Reproduce each line of the material exactly, minus any picture.

[Records supplied]
━━━━━━━━━━
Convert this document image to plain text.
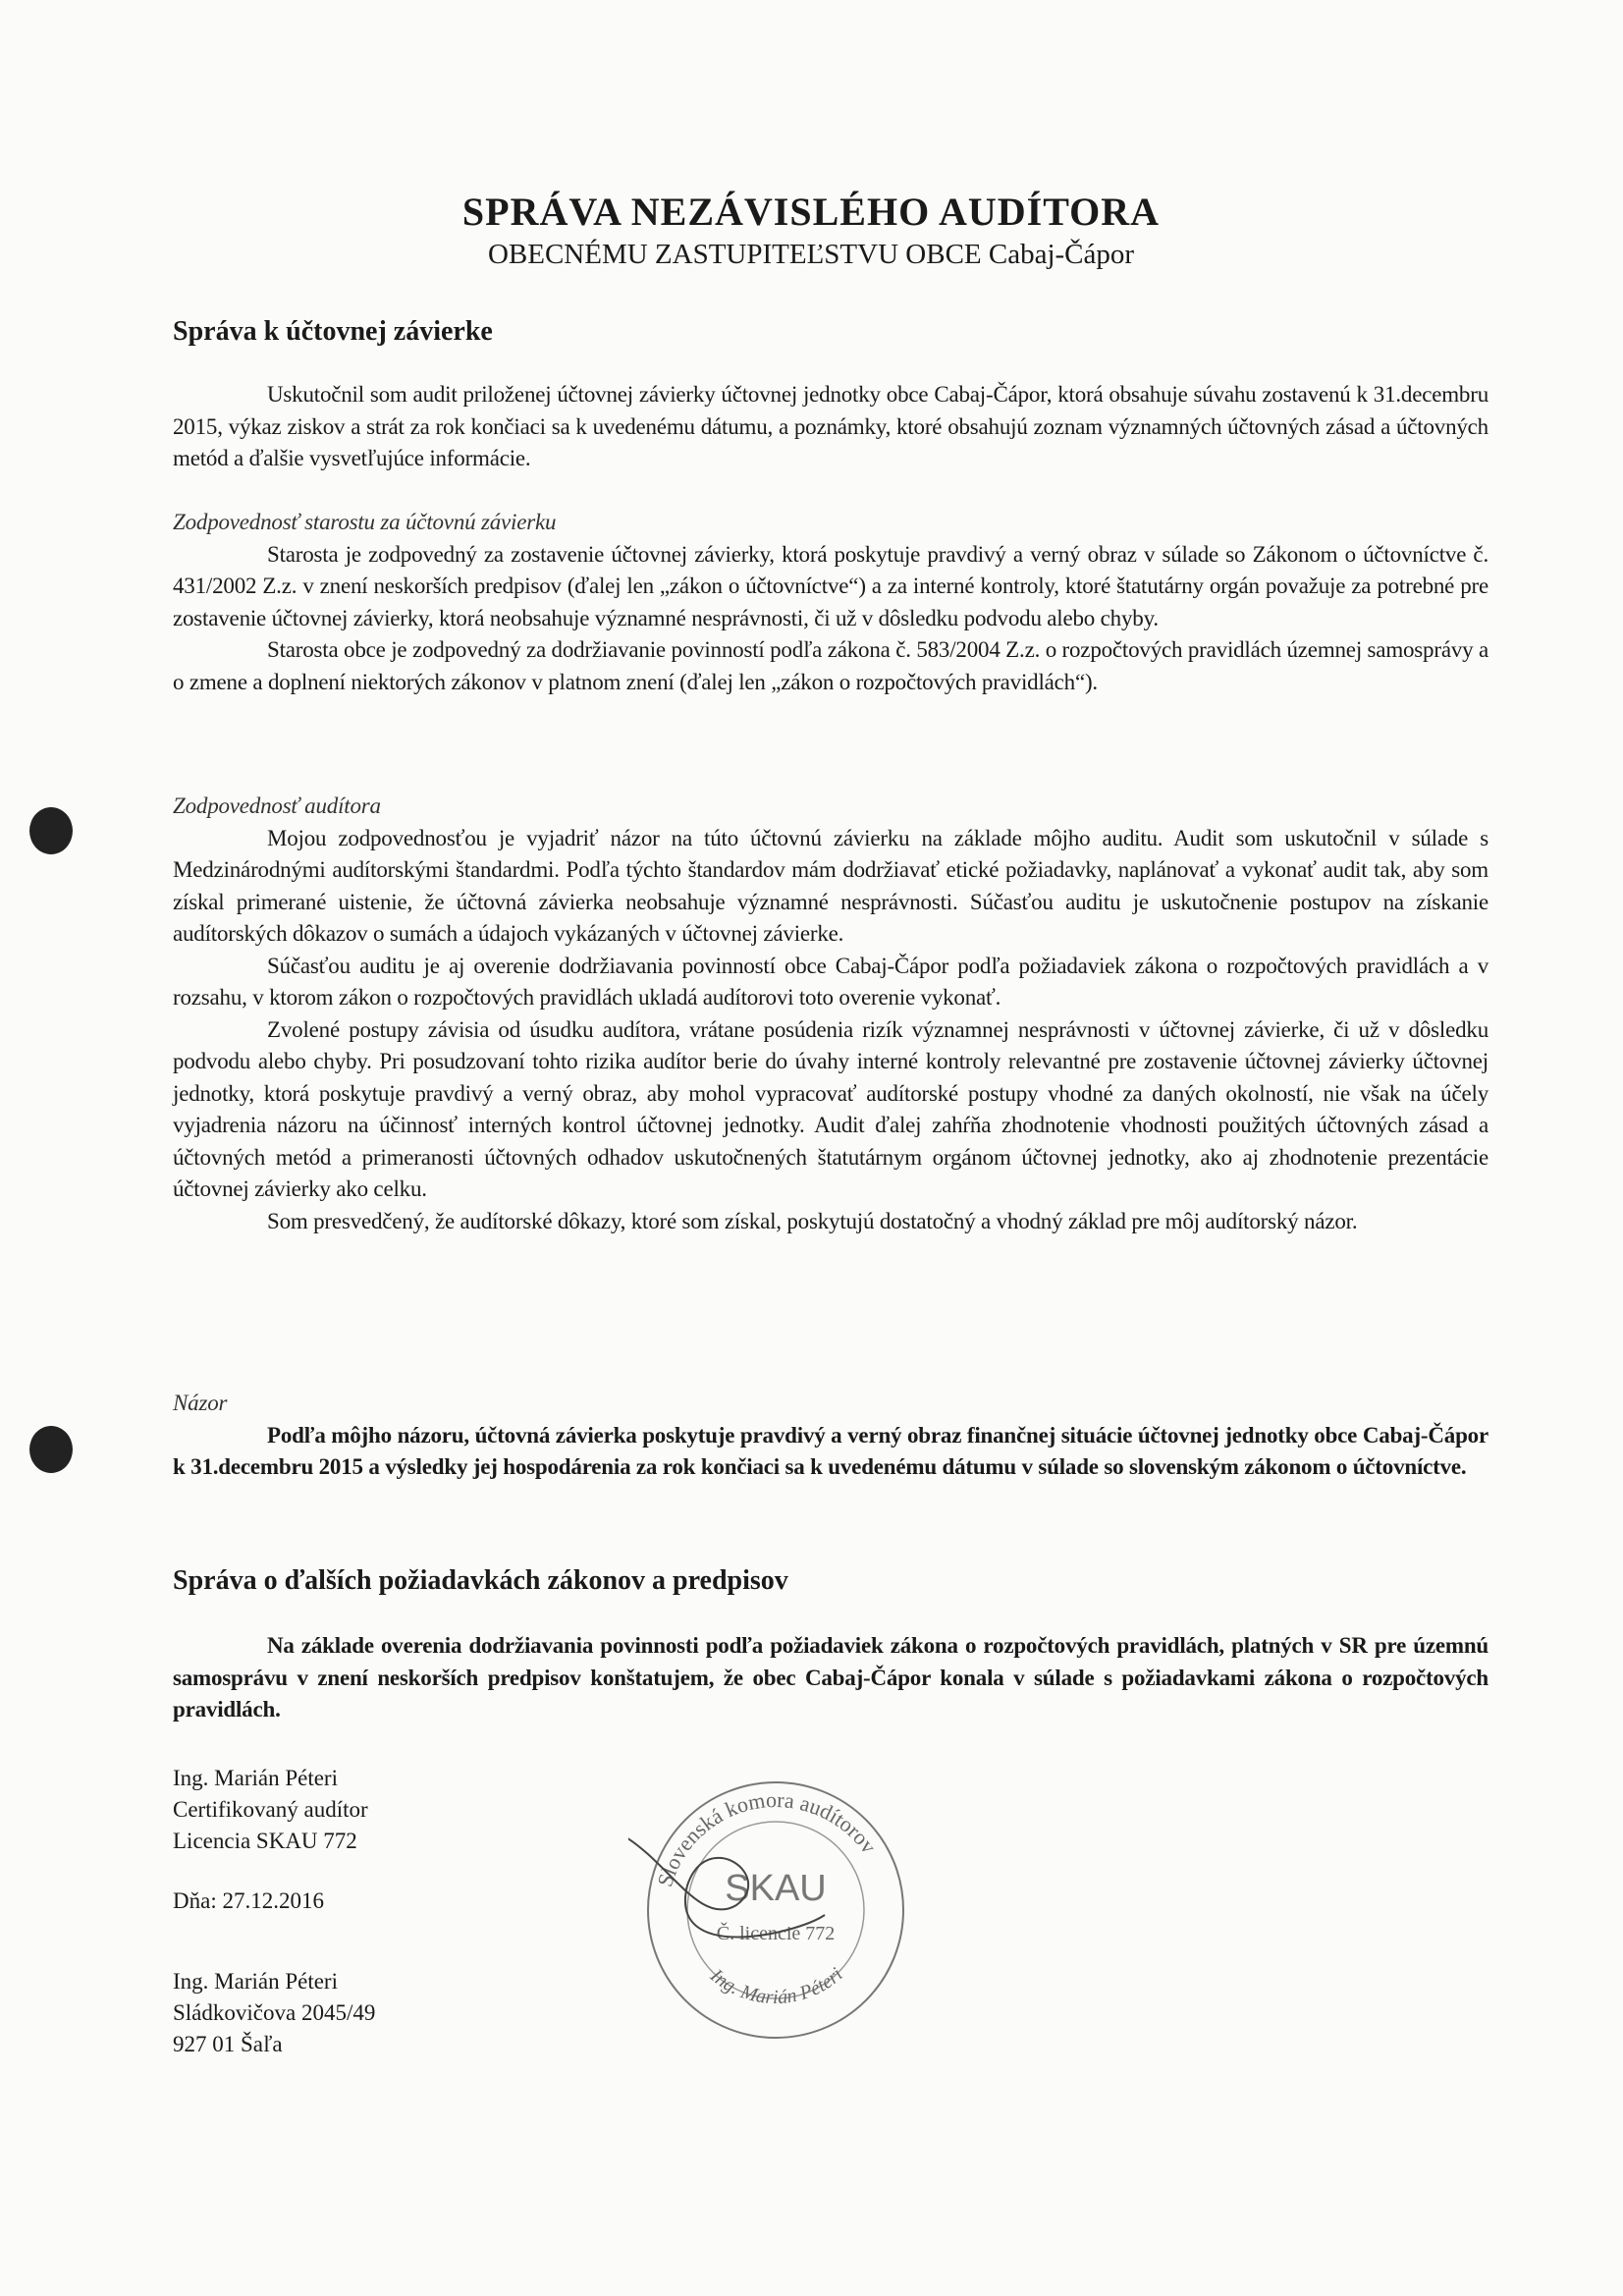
SPRÁVA NEZÁVISLÉHO AUDÍTORA
OBECNÉMU ZASTUPITEĽSTVU OBCE Cabaj-Čápor
Správa k účtovnej závierke

Uskutočnil som audit priloženej účtovnej závierky účtovnej jednotky obce Cabaj-Čápor, ktorá obsahuje súvahu zostavenú k 31.decembru 2015, výkaz ziskov a strát za rok končiaci sa k uvedenému dátumu, a poznámky, ktoré obsahujú zoznam významných účtovných zásad a účtovných metód a ďalšie vysvetľujúce informácie.

Zodpovednosť starostu za účtovnú závierku

Starosta je zodpovedný za zostavenie účtovnej závierky, ktorá poskytuje pravdivý a verný obraz v súlade so Zákonom o účtovníctve č. 431/2002 Z.z. v znení neskorších predpisov (ďalej len „zákon o účtovníctve“) a za interné kontroly, ktoré štatutárny orgán považuje za potrebné pre zostavenie účtovnej závierky, ktorá neobsahuje významné nesprávnosti, či už v dôsledku podvodu alebo chyby.

Starosta obce je zodpovedný za dodržiavanie povinností podľa zákona č. 583/2004 Z.z. o rozpočtových pravidlách územnej samosprávy a o zmene a doplnení niektorých zákonov v platnom znení (ďalej len „zákon o rozpočtových pravidlách“).

Zodpovednosť audítora

Mojou zodpovednosťou je vyjadriť názor na túto účtovnú závierku na základe môjho auditu. Audit som uskutočnil v súlade s Medzinárodnými audítorskými štandardmi. Podľa týchto štandardov mám dodržiavať etické požiadavky, naplánovať a vykonať audit tak, aby som získal primerané uistenie, že účtovná závierka neobsahuje významné nesprávnosti. Súčasťou auditu je uskutočnenie postupov na získanie audítorských dôkazov o sumách a údajoch vykázaných v účtovnej závierke.

Súčasťou auditu je aj overenie dodržiavania povinností obce Cabaj-Čápor podľa požiadaviek zákona o rozpočtových pravidlách a v rozsahu, v ktorom zákon o rozpočtových pravidlách ukladá audítorovi toto overenie vykonať.

Zvolené postupy závisia od úsudku audítora, vrátane posúdenia rizík významnej nesprávnosti v účtovnej závierke, či už v dôsledku podvodu alebo chyby. Pri posudzovaní tohto rizika audítor berie do úvahy interné kontroly relevantné pre zostavenie účtovnej závierky účtovnej jednotky, ktorá poskytuje pravdivý a verný obraz, aby mohol vypracovať audítorské postupy vhodné za daných okolností, nie však na účely vyjadrenia názoru na účinnosť interných kontrol účtovnej jednotky. Audit ďalej zahŕňa zhodnotenie vhodnosti použitých účtovných zásad a účtovných metód a primeranosti účtovných odhadov uskutočnených štatutárnym orgánom účtovnej jednotky, ako aj zhodnotenie prezentácie účtovnej závierky ako celku.

Som presvedčený, že audítorské dôkazy, ktoré som získal, poskytujú dostatočný a vhodný základ pre môj audítorský názor.

Názor

Podľa môjho názoru, účtovná závierka poskytuje pravdivý a verný obraz finančnej situácie účtovnej jednotky obce Cabaj-Čápor k 31.decembru 2015 a výsledky jej hospodárenia za rok končiaci sa k uvedenému dátumu v súlade so slovenským zákonom o účtovníctve.

Správa o ďalších požiadavkách zákonov a predpisov

Na základe overenia dodržiavania povinnosti podľa požiadaviek zákona o rozpočtových pravidlách, platných v SR pre územnú samosprávu v znení neskorších predpisov konštatujem, že obec Cabaj-Čápor konala v súlade s požiadavkami zákona o rozpočtových pravidlách.

Ing. Marián Péteri
Certifikovaný audítor
Licencia SKAU 772
Dňa: 27.12.2016
Ing. Marián Péteri
Sládkovičova 2045/49
927 01 Šaľa
Slovenská komora audítorov
Ing. Marián Péteri
SKAU
Č. licencie 772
━━━━━━━━━━
[Response below]
Convert this document image to plain text.
SPRÁVA NEZÁVISLÉHO AUDÍTORA
OBECNÉMU ZASTUPITEĽSTVU OBCE Cabaj-Čápor
Správa k účtovnej závierke

Uskutočnil som audit priloženej účtovnej závierky účtovnej jednotky obce Cabaj-Čápor, ktorá obsahuje súvahu zostavenú k 31.decembru 2015, výkaz ziskov a strát za rok končiaci sa k uvedenému dátumu, a poznámky, ktoré obsahujú zoznam významných účtovných zásad a účtovných metód a ďalšie vysvetľujúce informácie.

Zodpovednosť starostu za účtovnú závierku

Starosta je zodpovedný za zostavenie účtovnej závierky, ktorá poskytuje pravdivý a verný obraz v súlade so Zákonom o účtovníctve č. 431/2002 Z.z. v znení neskorších predpisov (ďalej len „zákon o účtovníctve“) a za interné kontroly, ktoré štatutárny orgán považuje za potrebné pre zostavenie účtovnej závierky, ktorá neobsahuje významné nesprávnosti, či už v dôsledku podvodu alebo chyby.

Starosta obce je zodpovedný za dodržiavanie povinností podľa zákona č. 583/2004 Z.z. o rozpočtových pravidlách územnej samosprávy a o zmene a doplnení niektorých zákonov v platnom znení (ďalej len „zákon o rozpočtových pravidlách“).

Zodpovednosť audítora

Mojou zodpovednosťou je vyjadriť názor na túto účtovnú závierku na základe môjho auditu. Audit som uskutočnil v súlade s Medzinárodnými audítorskými štandardmi. Podľa týchto štandardov mám dodržiavať etické požiadavky, naplánovať a vykonať audit tak, aby som získal primerané uistenie, že účtovná závierka neobsahuje významné nesprávnosti. Súčasťou auditu je uskutočnenie postupov na získanie audítorských dôkazov o sumách a údajoch vykázaných v účtovnej závierke.

Súčasťou auditu je aj overenie dodržiavania povinností obce Cabaj-Čápor podľa požiadaviek zákona o rozpočtových pravidlách a v rozsahu, v ktorom zákon o rozpočtových pravidlách ukladá audítorovi toto overenie vykonať.

Zvolené postupy závisia od úsudku audítora, vrátane posúdenia rizík významnej nesprávnosti v účtovnej závierke, či už v dôsledku podvodu alebo chyby. Pri posudzovaní tohto rizika audítor berie do úvahy interné kontroly relevantné pre zostavenie účtovnej závierky účtovnej jednotky, ktorá poskytuje pravdivý a verný obraz, aby mohol vypracovať audítorské postupy vhodné za daných okolností, nie však na účely vyjadrenia názoru na účinnosť interných kontrol účtovnej jednotky. Audit ďalej zahŕňa zhodnotenie vhodnosti použitých účtovných zásad a účtovných metód a primeranosti účtovných odhadov uskutočnených štatutárnym orgánom účtovnej jednotky, ako aj zhodnotenie prezentácie účtovnej závierky ako celku.

Som presvedčený, že audítorské dôkazy, ktoré som získal, poskytujú dostatočný a vhodný základ pre môj audítorský názor.

Názor

Podľa môjho názoru, účtovná závierka poskytuje pravdivý a verný obraz finančnej situácie účtovnej jednotky obce Cabaj-Čápor k 31.decembru 2015 a výsledky jej hospodárenia za rok končiaci sa k uvedenému dátumu v súlade so slovenským zákonom o účtovníctve.

Správa o ďalších požiadavkách zákonov a predpisov

Na základe overenia dodržiavania povinnosti podľa požiadaviek zákona o rozpočtových pravidlách, platných v SR pre územnú samosprávu v znení neskorších predpisov konštatujem, že obec Cabaj-Čápor konala v súlade s požiadavkami zákona o rozpočtových pravidlách.

Ing. Marián Péteri
Certifikovaný audítor
Licencia SKAU 772
Dňa: 27.12.2016
Ing. Marián Péteri
Sládkovičova 2045/49
927 01 Šaľa
Slovenská komora audítorov
Ing. Marián Péteri
SKAU
Č. licencie 772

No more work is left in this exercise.